(Objective) Determine how many lines hold "Second" and give only that number.

(Supplied records)

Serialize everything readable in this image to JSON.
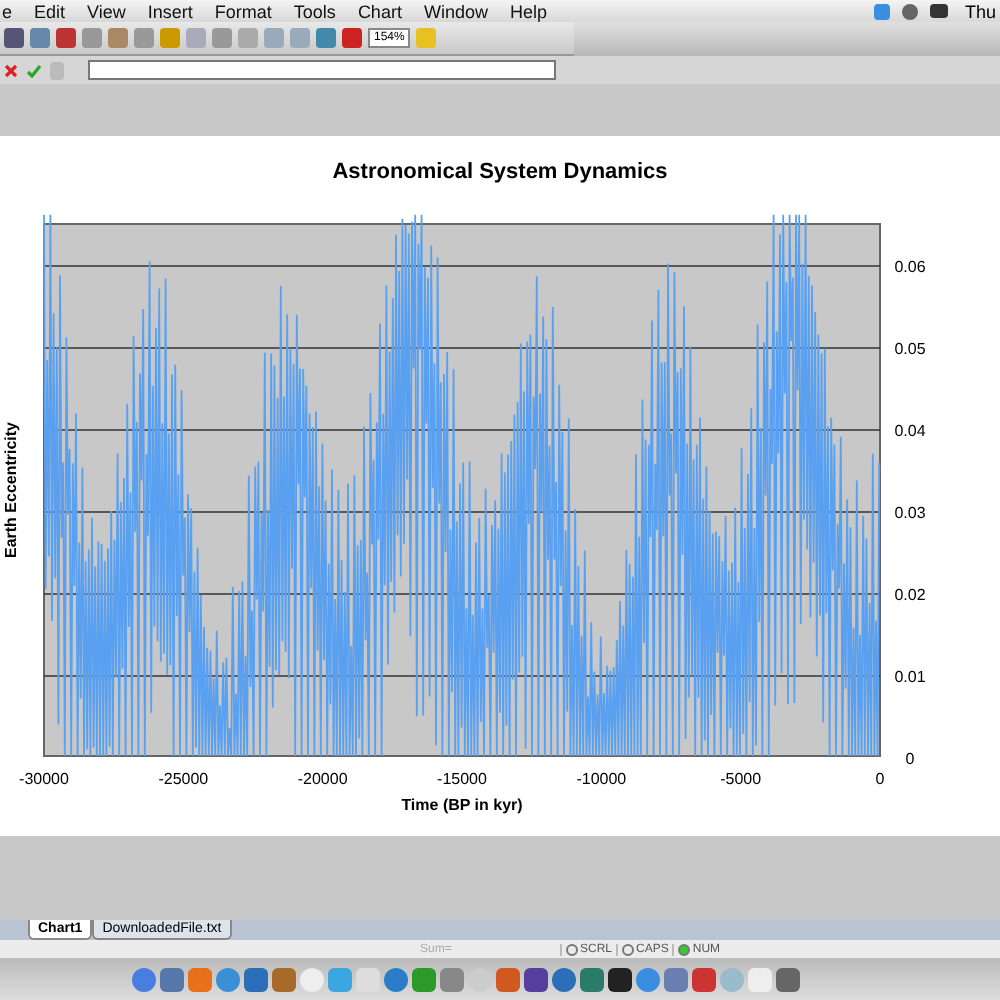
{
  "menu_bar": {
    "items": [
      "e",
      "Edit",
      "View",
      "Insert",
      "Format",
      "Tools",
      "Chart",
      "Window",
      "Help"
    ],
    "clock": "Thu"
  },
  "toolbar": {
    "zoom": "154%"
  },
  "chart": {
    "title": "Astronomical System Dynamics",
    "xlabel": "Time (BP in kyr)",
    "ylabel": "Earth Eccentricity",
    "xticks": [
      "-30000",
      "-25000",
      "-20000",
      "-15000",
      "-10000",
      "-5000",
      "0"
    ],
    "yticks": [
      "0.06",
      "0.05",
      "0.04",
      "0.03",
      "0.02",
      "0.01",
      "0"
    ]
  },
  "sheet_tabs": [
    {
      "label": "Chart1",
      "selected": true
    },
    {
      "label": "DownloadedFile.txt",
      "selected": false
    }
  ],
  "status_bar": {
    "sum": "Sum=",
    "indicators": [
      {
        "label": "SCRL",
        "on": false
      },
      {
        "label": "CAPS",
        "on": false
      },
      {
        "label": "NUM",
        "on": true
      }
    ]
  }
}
...
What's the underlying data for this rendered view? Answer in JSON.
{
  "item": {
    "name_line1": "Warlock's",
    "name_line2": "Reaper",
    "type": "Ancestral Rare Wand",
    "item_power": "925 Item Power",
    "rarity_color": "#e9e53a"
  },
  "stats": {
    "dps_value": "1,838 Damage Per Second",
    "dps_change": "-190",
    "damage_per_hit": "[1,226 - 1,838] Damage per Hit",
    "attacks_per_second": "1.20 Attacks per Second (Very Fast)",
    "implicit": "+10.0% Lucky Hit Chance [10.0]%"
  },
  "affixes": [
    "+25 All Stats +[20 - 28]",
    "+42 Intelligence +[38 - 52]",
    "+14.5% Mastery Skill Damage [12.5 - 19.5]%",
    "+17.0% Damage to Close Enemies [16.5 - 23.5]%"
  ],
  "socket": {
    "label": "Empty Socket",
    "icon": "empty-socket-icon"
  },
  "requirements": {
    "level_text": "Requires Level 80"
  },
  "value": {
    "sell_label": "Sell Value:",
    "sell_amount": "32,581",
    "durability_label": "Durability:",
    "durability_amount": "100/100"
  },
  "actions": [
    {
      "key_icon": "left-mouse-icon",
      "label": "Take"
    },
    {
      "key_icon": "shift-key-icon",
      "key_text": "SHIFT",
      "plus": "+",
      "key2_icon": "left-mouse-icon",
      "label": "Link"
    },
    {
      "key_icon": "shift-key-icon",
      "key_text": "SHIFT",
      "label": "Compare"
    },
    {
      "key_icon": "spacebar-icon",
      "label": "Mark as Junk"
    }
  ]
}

(Solved exercise) 2